■ **Written task**
Give every entry again, unchanged, and leave its images out.

■ **Supplied records**
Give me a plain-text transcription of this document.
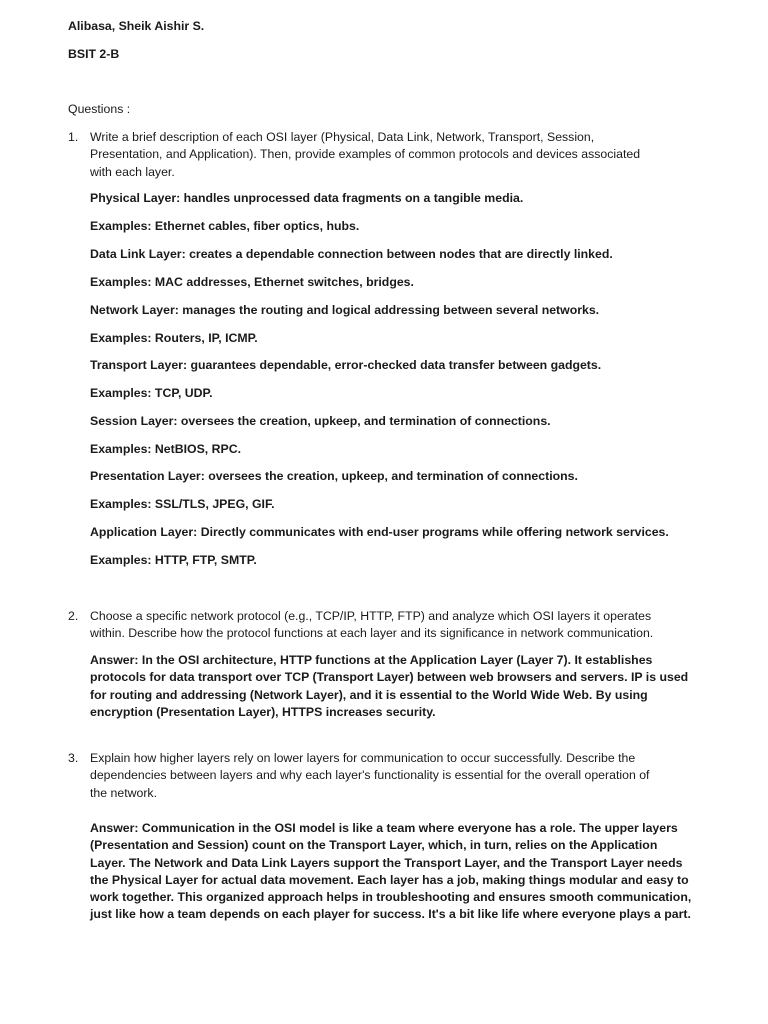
Alibasa, Sheik Aishir S.
BSIT 2-B
Questions :
1. Write a brief description of each OSI layer (Physical, Data Link, Network, Transport, Session,
Presentation, and Application). Then, provide examples of common protocols and devices associated
with each layer.
Physical Layer: handles unprocessed data fragments on a tangible media.
Examples: Ethernet cables, fiber optics, hubs.
Data Link Layer: creates a dependable connection between nodes that are directly linked.
Examples: MAC addresses, Ethernet switches, bridges.
Network Layer: manages the routing and logical addressing between several networks.
Examples: Routers, IP, ICMP.
Transport Layer: guarantees dependable, error-checked data transfer between gadgets.
Examples: TCP, UDP.
Session Layer: oversees the creation, upkeep, and termination of connections.
Examples: NetBIOS, RPC.
Presentation Layer: oversees the creation, upkeep, and termination of connections.
Examples: SSL/TLS, JPEG, GIF.
Application Layer: Directly communicates with end-user programs while offering network services.
Examples: HTTP, FTP, SMTP.
2. Choose a specific network protocol (e.g., TCP/IP, HTTP, FTP) and analyze which OSI layers it operates
within. Describe how the protocol functions at each layer and its significance in network communication.
Answer: In the OSI architecture, HTTP functions at the Application Layer (Layer 7). It establishes
protocols for data transport over TCP (Transport Layer) between web browsers and servers. IP is used
for routing and addressing (Network Layer), and it is essential to the World Wide Web. By using
encryption (Presentation Layer), HTTPS increases security.
3. Explain how higher layers rely on lower layers for communication to occur successfully. Describe the
dependencies between layers and why each layer's functionality is essential for the overall operation of
the network.
Answer: Communication in the OSI model is like a team where everyone has a role. The upper layers
(Presentation and Session) count on the Transport Layer, which, in turn, relies on the Application
Layer. The Network and Data Link Layers support the Transport Layer, and the Transport Layer needs
the Physical Layer for actual data movement. Each layer has a job, making things modular and easy to
work together. This organized approach helps in troubleshooting and ensures smooth communication,
just like how a team depends on each player for success. It's a bit like life where everyone plays a part.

■ **Full answer**
Give me a plain-text transcription of this document.
Alibasa, Sheik Aishir S.
BSIT 2-B
Questions :
1. Write a brief description of each OSI layer (Physical, Data Link, Network, Transport, Session,
Presentation, and Application). Then, provide examples of common protocols and devices associated
with each layer.
Physical Layer: handles unprocessed data fragments on a tangible media.
Examples: Ethernet cables, fiber optics, hubs.
Data Link Layer: creates a dependable connection between nodes that are directly linked.
Examples: MAC addresses, Ethernet switches, bridges.
Network Layer: manages the routing and logical addressing between several networks.
Examples: Routers, IP, ICMP.
Transport Layer: guarantees dependable, error-checked data transfer between gadgets.
Examples: TCP, UDP.
Session Layer: oversees the creation, upkeep, and termination of connections.
Examples: NetBIOS, RPC.
Presentation Layer: oversees the creation, upkeep, and termination of connections.
Examples: SSL/TLS, JPEG, GIF.
Application Layer: Directly communicates with end-user programs while offering network services.
Examples: HTTP, FTP, SMTP.
2. Choose a specific network protocol (e.g., TCP/IP, HTTP, FTP) and analyze which OSI layers it operates
within. Describe how the protocol functions at each layer and its significance in network communication.
Answer: In the OSI architecture, HTTP functions at the Application Layer (Layer 7). It establishes
protocols for data transport over TCP (Transport Layer) between web browsers and servers. IP is used
for routing and addressing (Network Layer), and it is essential to the World Wide Web. By using
encryption (Presentation Layer), HTTPS increases security.
3. Explain how higher layers rely on lower layers for communication to occur successfully. Describe the
dependencies between layers and why each layer's functionality is essential for the overall operation of
the network.
Answer: Communication in the OSI model is like a team where everyone has a role. The upper layers
(Presentation and Session) count on the Transport Layer, which, in turn, relies on the Application
Layer. The Network and Data Link Layers support the Transport Layer, and the Transport Layer needs
the Physical Layer for actual data movement. Each layer has a job, making things modular and easy to
work together. This organized approach helps in troubleshooting and ensures smooth communication,
just like how a team depends on each player for success. It's a bit like life where everyone plays a part.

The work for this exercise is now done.